◆ SUPPLIED RECORDS
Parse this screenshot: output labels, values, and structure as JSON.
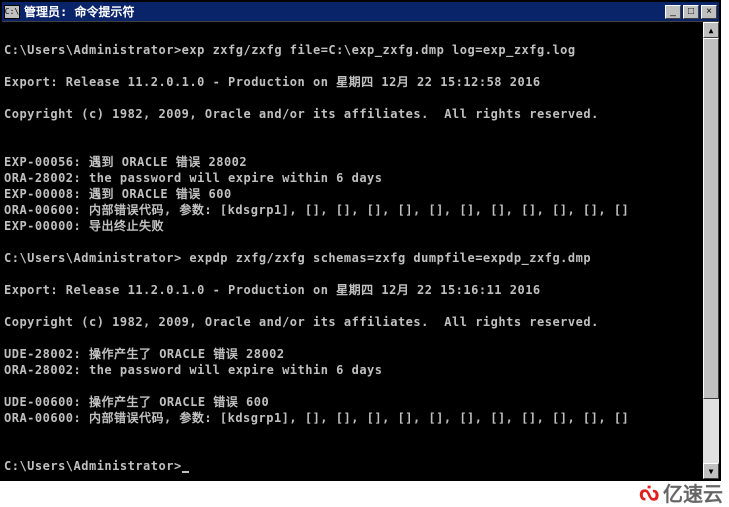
{
  "window": {
    "icon_label": "C:\\",
    "title": "管理员: 命令提示符"
  },
  "terminal": {
    "lines": [
      "",
      "C:\\Users\\Administrator>exp zxfg/zxfg file=C:\\exp_zxfg.dmp log=exp_zxfg.log",
      "",
      "Export: Release 11.2.0.1.0 - Production on 星期四 12月 22 15:12:58 2016",
      "",
      "Copyright (c) 1982, 2009, Oracle and/or its affiliates.  All rights reserved.",
      "",
      "",
      "EXP-00056: 遇到 ORACLE 错误 28002",
      "ORA-28002: the password will expire within 6 days",
      "EXP-00008: 遇到 ORACLE 错误 600",
      "ORA-00600: 内部错误代码, 参数: [kdsgrp1], [], [], [], [], [], [], [], [], [], [], []",
      "EXP-00000: 导出终止失败",
      "",
      "C:\\Users\\Administrator> expdp zxfg/zxfg schemas=zxfg dumpfile=expdp_zxfg.dmp",
      "",
      "Export: Release 11.2.0.1.0 - Production on 星期四 12月 22 15:16:11 2016",
      "",
      "Copyright (c) 1982, 2009, Oracle and/or its affiliates.  All rights reserved.",
      "",
      "UDE-28002: 操作产生了 ORACLE 错误 28002",
      "ORA-28002: the password will expire within 6 days",
      "",
      "UDE-00600: 操作产生了 ORACLE 错误 600",
      "ORA-00600: 内部错误代码, 参数: [kdsgrp1], [], [], [], [], [], [], [], [], [], [], []",
      "",
      "",
      "C:\\Users\\Administrator>"
    ]
  },
  "scroll": {
    "up_glyph": "▲",
    "down_glyph": "▼"
  },
  "title_buttons": {
    "min_glyph": "_",
    "max_glyph": "□",
    "close_glyph": "×"
  },
  "watermark": {
    "logo_glyph": "ᔔ",
    "text": "亿速云"
  }
}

◆ TASK DETAILS
Quote the entries above word for word. Leave the images out.

◆ EXERCISE RESPONSE
Parse this screenshot: output labels, values, and structure as JSON.
{
  "window": {
    "icon_label": "C:\\",
    "title": "管理员: 命令提示符"
  },
  "terminal": {
    "lines": [
      "",
      "C:\\Users\\Administrator>exp zxfg/zxfg file=C:\\exp_zxfg.dmp log=exp_zxfg.log",
      "",
      "Export: Release 11.2.0.1.0 - Production on 星期四 12月 22 15:12:58 2016",
      "",
      "Copyright (c) 1982, 2009, Oracle and/or its affiliates.  All rights reserved.",
      "",
      "",
      "EXP-00056: 遇到 ORACLE 错误 28002",
      "ORA-28002: the password will expire within 6 days",
      "EXP-00008: 遇到 ORACLE 错误 600",
      "ORA-00600: 内部错误代码, 参数: [kdsgrp1], [], [], [], [], [], [], [], [], [], [], []",
      "EXP-00000: 导出终止失败",
      "",
      "C:\\Users\\Administrator> expdp zxfg/zxfg schemas=zxfg dumpfile=expdp_zxfg.dmp",
      "",
      "Export: Release 11.2.0.1.0 - Production on 星期四 12月 22 15:16:11 2016",
      "",
      "Copyright (c) 1982, 2009, Oracle and/or its affiliates.  All rights reserved.",
      "",
      "UDE-28002: 操作产生了 ORACLE 错误 28002",
      "ORA-28002: the password will expire within 6 days",
      "",
      "UDE-00600: 操作产生了 ORACLE 错误 600",
      "ORA-00600: 内部错误代码, 参数: [kdsgrp1], [], [], [], [], [], [], [], [], [], [], []",
      "",
      "",
      "C:\\Users\\Administrator>"
    ]
  },
  "scroll": {
    "up_glyph": "▲",
    "down_glyph": "▼"
  },
  "title_buttons": {
    "min_glyph": "_",
    "max_glyph": "□",
    "close_glyph": "×"
  },
  "watermark": {
    "logo_glyph": "ᔔ",
    "text": "亿速云"
  }
}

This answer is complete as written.